(Extracted data entries)
———

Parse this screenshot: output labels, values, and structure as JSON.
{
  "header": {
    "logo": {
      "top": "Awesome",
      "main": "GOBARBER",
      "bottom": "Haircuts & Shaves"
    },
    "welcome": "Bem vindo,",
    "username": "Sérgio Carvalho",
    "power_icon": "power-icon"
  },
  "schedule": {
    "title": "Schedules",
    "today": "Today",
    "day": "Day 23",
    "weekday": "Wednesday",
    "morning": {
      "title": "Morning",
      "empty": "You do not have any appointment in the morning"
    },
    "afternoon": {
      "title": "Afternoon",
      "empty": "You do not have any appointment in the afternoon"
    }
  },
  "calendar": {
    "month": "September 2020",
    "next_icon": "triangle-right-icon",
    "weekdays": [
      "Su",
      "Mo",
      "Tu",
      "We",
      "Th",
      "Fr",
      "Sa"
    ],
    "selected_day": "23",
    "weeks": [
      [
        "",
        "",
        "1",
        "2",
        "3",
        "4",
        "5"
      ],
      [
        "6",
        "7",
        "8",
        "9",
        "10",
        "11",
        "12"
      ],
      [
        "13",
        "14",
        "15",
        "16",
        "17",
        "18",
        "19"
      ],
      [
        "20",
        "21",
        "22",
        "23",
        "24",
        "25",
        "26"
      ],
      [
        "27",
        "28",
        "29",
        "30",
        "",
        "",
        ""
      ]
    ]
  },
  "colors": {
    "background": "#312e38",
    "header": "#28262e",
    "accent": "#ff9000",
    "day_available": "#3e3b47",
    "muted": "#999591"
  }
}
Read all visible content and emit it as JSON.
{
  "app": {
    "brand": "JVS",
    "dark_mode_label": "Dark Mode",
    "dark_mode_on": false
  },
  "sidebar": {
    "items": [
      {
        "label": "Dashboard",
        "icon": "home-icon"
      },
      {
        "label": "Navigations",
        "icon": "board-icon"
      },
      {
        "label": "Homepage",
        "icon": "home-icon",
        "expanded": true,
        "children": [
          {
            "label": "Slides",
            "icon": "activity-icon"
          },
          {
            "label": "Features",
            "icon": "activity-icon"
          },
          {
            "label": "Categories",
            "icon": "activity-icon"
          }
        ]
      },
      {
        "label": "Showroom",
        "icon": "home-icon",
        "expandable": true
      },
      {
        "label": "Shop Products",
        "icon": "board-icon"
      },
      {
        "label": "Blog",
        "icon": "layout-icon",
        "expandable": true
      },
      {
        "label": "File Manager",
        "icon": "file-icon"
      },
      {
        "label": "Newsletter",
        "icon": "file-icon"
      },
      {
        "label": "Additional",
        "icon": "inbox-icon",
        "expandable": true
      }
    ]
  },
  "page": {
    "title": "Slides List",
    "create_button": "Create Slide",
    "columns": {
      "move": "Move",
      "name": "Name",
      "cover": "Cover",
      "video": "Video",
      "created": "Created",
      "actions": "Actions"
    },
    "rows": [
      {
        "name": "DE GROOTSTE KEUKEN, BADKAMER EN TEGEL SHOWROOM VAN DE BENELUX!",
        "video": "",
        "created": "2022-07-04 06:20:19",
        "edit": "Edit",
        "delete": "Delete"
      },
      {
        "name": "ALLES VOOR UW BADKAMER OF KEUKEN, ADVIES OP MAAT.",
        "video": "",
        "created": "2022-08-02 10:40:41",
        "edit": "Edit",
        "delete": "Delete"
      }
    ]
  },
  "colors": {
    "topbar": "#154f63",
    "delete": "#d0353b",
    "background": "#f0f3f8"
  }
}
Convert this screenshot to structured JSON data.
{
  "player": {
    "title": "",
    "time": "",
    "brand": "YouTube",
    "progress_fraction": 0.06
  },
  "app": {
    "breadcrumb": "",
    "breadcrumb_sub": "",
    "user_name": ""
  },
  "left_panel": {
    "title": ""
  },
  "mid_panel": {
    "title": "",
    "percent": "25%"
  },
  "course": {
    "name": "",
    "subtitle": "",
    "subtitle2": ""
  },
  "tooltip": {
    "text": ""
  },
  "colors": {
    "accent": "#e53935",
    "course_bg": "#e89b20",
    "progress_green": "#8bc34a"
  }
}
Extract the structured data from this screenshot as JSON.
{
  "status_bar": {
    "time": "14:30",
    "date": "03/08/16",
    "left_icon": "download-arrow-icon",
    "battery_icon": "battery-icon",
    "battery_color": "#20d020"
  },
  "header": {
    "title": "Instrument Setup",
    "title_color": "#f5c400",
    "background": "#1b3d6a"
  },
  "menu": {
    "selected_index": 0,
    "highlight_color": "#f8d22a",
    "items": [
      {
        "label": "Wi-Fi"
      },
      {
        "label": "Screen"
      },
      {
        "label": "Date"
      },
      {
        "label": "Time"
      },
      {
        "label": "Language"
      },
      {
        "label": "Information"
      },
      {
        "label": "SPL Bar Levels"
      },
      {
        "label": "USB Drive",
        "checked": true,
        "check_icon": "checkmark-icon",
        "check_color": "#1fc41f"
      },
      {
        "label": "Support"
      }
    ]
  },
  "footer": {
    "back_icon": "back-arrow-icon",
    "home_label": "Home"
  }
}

———

Exercise prompt: Give the entries again in full, exactly as they are written.

Answer to the exercise:
Parse this screenshot: output labels, values, and structure as JSON.
{
  "header": {
    "logo": {
      "top": "Awesome",
      "main": "GOBARBER",
      "bottom": "Haircuts & Shaves"
    },
    "welcome": "Bem vindo,",
    "username": "Sérgio Carvalho",
    "power_icon": "power-icon"
  },
  "schedule": {
    "title": "Schedules",
    "today": "Today",
    "day": "Day 23",
    "weekday": "Wednesday",
    "morning": {
      "title": "Morning",
      "empty": "You do not have any appointment in the morning"
    },
    "afternoon": {
      "title": "Afternoon",
      "empty": "You do not have any appointment in the afternoon"
    }
  },
  "calendar": {
    "month": "September 2020",
    "next_icon": "triangle-right-icon",
    "weekdays": [
      "Su",
      "Mo",
      "Tu",
      "We",
      "Th",
      "Fr",
      "Sa"
    ],
    "selected_day": "23",
    "weeks": [
      [
        "",
        "",
        "1",
        "2",
        "3",
        "4",
        "5"
      ],
      [
        "6",
        "7",
        "8",
        "9",
        "10",
        "11",
        "12"
      ],
      [
        "13",
        "14",
        "15",
        "16",
        "17",
        "18",
        "19"
      ],
      [
        "20",
        "21",
        "22",
        "23",
        "24",
        "25",
        "26"
      ],
      [
        "27",
        "28",
        "29",
        "30",
        "",
        "",
        ""
      ]
    ]
  },
  "colors": {
    "background": "#312e38",
    "header": "#28262e",
    "accent": "#ff9000",
    "day_available": "#3e3b47",
    "muted": "#999591"
  }
}
Read all visible content and emit it as JSON.
{
  "app": {
    "brand": "JVS",
    "dark_mode_label": "Dark Mode",
    "dark_mode_on": false
  },
  "sidebar": {
    "items": [
      {
        "label": "Dashboard",
        "icon": "home-icon"
      },
      {
        "label": "Navigations",
        "icon": "board-icon"
      },
      {
        "label": "Homepage",
        "icon": "home-icon",
        "expanded": true,
        "children": [
          {
            "label": "Slides",
            "icon": "activity-icon"
          },
          {
            "label": "Features",
            "icon": "activity-icon"
          },
          {
            "label": "Categories",
            "icon": "activity-icon"
          }
        ]
      },
      {
        "label": "Showroom",
        "icon": "home-icon",
        "expandable": true
      },
      {
        "label": "Shop Products",
        "icon": "board-icon"
      },
      {
        "label": "Blog",
        "icon": "layout-icon",
        "expandable": true
      },
      {
        "label": "File Manager",
        "icon": "file-icon"
      },
      {
        "label": "Newsletter",
        "icon": "file-icon"
      },
      {
        "label": "Additional",
        "icon": "inbox-icon",
        "expandable": true
      }
    ]
  },
  "page": {
    "title": "Slides List",
    "create_button": "Create Slide",
    "columns": {
      "move": "Move",
      "name": "Name",
      "cover": "Cover",
      "video": "Video",
      "created": "Created",
      "actions": "Actions"
    },
    "rows": [
      {
        "name": "DE GROOTSTE KEUKEN, BADKAMER EN TEGEL SHOWROOM VAN DE BENELUX!",
        "video": "",
        "created": "2022-07-04 06:20:19",
        "edit": "Edit",
        "delete": "Delete"
      },
      {
        "name": "ALLES VOOR UW BADKAMER OF KEUKEN, ADVIES OP MAAT.",
        "video": "",
        "created": "2022-08-02 10:40:41",
        "edit": "Edit",
        "delete": "Delete"
      }
    ]
  },
  "colors": {
    "topbar": "#154f63",
    "delete": "#d0353b",
    "background": "#f0f3f8"
  }
}
Convert this screenshot to structured JSON data.
{
  "player": {
    "title": "",
    "time": "",
    "brand": "YouTube",
    "progress_fraction": 0.06
  },
  "app": {
    "breadcrumb": "",
    "breadcrumb_sub": "",
    "user_name": ""
  },
  "left_panel": {
    "title": ""
  },
  "mid_panel": {
    "title": "",
    "percent": "25%"
  },
  "course": {
    "name": "",
    "subtitle": "",
    "subtitle2": ""
  },
  "tooltip": {
    "text": ""
  },
  "colors": {
    "accent": "#e53935",
    "course_bg": "#e89b20",
    "progress_green": "#8bc34a"
  }
}
Extract the structured data from this screenshot as JSON.
{
  "status_bar": {
    "time": "14:30",
    "date": "03/08/16",
    "left_icon": "download-arrow-icon",
    "battery_icon": "battery-icon",
    "battery_color": "#20d020"
  },
  "header": {
    "title": "Instrument Setup",
    "title_color": "#f5c400",
    "background": "#1b3d6a"
  },
  "menu": {
    "selected_index": 0,
    "highlight_color": "#f8d22a",
    "items": [
      {
        "label": "Wi-Fi"
      },
      {
        "label": "Screen"
      },
      {
        "label": "Date"
      },
      {
        "label": "Time"
      },
      {
        "label": "Language"
      },
      {
        "label": "Information"
      },
      {
        "label": "SPL Bar Levels"
      },
      {
        "label": "USB Drive",
        "checked": true,
        "check_icon": "checkmark-icon",
        "check_color": "#1fc41f"
      },
      {
        "label": "Support"
      }
    ]
  },
  "footer": {
    "back_icon": "back-arrow-icon",
    "home_label": "Home"
  }
}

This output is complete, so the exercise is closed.